══ GIVEN DATA
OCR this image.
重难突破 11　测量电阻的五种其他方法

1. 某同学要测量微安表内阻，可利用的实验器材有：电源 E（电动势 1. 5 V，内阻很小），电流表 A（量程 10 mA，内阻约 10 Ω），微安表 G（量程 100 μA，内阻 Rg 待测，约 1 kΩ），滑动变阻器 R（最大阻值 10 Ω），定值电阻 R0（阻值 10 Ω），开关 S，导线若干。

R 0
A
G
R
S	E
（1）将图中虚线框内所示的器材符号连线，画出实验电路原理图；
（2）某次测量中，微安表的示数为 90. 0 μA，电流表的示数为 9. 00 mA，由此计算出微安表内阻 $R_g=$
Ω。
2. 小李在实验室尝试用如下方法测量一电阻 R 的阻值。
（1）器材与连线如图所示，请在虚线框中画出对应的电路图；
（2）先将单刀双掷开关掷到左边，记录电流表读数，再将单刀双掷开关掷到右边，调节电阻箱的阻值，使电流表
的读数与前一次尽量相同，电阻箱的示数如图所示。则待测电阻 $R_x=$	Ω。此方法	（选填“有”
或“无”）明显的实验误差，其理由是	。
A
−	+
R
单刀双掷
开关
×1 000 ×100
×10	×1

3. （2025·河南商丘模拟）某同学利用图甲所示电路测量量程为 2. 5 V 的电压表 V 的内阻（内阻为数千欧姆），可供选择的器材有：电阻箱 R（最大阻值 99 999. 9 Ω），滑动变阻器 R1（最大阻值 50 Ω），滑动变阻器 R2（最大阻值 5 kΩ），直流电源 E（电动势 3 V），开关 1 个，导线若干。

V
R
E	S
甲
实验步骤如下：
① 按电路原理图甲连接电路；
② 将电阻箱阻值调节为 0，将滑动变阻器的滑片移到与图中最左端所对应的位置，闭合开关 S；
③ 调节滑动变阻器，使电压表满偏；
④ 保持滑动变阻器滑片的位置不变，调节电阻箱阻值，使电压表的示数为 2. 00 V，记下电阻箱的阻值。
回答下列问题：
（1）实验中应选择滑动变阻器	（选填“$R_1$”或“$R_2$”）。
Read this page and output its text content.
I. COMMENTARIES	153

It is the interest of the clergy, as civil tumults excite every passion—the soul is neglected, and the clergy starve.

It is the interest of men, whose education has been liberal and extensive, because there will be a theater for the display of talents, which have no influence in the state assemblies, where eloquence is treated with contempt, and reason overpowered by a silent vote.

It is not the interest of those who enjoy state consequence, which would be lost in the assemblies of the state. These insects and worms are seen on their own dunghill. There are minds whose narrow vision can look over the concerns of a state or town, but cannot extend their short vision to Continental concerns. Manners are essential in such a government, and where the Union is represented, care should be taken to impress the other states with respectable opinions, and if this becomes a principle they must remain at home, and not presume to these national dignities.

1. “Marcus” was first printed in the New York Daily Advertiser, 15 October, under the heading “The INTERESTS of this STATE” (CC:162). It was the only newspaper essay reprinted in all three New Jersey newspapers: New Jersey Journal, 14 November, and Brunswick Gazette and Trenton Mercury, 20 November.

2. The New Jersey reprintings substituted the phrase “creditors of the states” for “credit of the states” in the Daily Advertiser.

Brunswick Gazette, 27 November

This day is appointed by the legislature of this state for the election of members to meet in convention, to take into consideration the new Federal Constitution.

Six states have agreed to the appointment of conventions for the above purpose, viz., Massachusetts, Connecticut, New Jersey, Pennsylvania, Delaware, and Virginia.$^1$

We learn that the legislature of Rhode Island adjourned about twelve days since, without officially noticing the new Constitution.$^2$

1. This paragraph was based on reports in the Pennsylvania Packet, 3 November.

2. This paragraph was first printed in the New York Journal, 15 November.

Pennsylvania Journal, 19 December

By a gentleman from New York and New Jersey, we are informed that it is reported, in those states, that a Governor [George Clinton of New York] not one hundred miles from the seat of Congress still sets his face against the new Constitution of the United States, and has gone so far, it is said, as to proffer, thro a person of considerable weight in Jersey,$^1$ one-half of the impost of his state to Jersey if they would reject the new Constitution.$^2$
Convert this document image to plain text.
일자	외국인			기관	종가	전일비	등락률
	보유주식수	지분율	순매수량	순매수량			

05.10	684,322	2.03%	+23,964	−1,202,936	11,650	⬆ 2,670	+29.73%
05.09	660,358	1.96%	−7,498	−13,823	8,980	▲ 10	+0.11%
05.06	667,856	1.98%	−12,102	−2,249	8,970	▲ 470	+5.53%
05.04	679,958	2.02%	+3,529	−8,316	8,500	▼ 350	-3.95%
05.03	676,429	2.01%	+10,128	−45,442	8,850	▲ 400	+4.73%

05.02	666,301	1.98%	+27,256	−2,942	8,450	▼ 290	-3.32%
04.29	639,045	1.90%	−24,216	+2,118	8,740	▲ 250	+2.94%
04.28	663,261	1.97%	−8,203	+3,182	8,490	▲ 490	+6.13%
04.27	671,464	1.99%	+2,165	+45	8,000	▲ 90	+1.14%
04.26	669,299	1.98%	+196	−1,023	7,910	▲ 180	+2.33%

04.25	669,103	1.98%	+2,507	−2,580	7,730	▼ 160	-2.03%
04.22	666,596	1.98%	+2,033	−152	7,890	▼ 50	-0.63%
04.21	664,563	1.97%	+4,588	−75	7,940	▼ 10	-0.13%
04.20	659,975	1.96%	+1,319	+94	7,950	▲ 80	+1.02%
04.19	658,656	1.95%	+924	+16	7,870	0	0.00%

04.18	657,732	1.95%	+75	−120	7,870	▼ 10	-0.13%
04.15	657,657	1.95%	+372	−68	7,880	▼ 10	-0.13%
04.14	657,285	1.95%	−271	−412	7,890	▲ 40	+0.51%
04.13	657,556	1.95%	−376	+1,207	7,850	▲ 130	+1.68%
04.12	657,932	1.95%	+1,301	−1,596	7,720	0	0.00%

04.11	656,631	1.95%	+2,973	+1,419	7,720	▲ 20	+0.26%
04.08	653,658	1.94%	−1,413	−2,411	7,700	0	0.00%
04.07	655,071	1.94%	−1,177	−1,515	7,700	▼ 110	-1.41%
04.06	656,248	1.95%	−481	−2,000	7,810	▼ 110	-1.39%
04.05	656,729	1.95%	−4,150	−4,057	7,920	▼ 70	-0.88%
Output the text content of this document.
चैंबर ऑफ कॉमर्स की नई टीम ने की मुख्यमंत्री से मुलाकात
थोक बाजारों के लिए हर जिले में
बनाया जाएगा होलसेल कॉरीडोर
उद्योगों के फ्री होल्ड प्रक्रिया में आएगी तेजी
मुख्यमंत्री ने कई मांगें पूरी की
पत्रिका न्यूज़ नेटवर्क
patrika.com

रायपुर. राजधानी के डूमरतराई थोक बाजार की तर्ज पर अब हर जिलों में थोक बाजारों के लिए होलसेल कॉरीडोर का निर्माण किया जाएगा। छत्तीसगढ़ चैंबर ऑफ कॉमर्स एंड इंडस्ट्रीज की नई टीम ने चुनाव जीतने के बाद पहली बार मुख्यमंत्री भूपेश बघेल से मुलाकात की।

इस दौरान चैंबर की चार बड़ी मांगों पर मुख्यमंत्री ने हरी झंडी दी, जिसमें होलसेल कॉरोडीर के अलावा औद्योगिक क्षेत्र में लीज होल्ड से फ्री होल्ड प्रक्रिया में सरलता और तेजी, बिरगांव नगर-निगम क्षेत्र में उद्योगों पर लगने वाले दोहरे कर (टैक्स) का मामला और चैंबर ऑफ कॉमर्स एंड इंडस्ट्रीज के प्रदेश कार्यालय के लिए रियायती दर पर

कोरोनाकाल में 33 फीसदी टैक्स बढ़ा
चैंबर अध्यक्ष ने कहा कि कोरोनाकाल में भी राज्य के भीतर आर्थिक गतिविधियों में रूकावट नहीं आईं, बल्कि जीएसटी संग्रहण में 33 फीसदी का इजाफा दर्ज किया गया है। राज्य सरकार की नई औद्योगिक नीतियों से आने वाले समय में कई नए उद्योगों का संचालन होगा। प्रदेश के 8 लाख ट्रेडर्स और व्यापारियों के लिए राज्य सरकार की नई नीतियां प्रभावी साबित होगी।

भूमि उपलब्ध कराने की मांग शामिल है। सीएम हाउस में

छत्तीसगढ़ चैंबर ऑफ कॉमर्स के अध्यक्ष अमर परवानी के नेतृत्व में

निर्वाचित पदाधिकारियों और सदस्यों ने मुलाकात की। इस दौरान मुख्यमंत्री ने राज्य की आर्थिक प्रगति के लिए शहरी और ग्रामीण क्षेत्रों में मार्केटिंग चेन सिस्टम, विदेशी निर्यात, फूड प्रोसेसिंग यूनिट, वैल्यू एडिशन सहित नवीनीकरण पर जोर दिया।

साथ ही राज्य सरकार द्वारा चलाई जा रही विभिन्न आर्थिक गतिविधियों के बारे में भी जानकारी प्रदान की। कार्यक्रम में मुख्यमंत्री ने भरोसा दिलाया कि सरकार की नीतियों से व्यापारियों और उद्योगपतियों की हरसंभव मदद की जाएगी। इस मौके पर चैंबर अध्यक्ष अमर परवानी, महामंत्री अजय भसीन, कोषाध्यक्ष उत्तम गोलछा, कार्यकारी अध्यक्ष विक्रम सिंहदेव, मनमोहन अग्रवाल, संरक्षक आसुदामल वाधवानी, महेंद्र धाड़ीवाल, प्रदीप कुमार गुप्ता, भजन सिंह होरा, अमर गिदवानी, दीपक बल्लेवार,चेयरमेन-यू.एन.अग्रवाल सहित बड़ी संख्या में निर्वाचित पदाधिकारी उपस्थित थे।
════
_TASK DESCRIPTION_.
In the records above, locate the lines holding the word "where". Copy each of them.

_TASK SOLUTION_.
It is the interest of men, whose education has been liberal and extensive, because there will be a theater for the display of talents, which have no influence in the state assemblies, where eloquence is treated with contempt, and reason overpowered by a silent vote.
It is not the interest of those who enjoy state consequence, which would be lost in the assemblies of the state. These insects and worms are seen on their own dunghill. There are minds whose narrow vision can look over the concerns of a state or town, but cannot extend their short vision to Continental concerns. Manners are essential in such a government, and where the Union is represented, care should be taken to impress the other states with respectable opinions, and if this becomes a principle they must remain at home, and not presume to these national dignities.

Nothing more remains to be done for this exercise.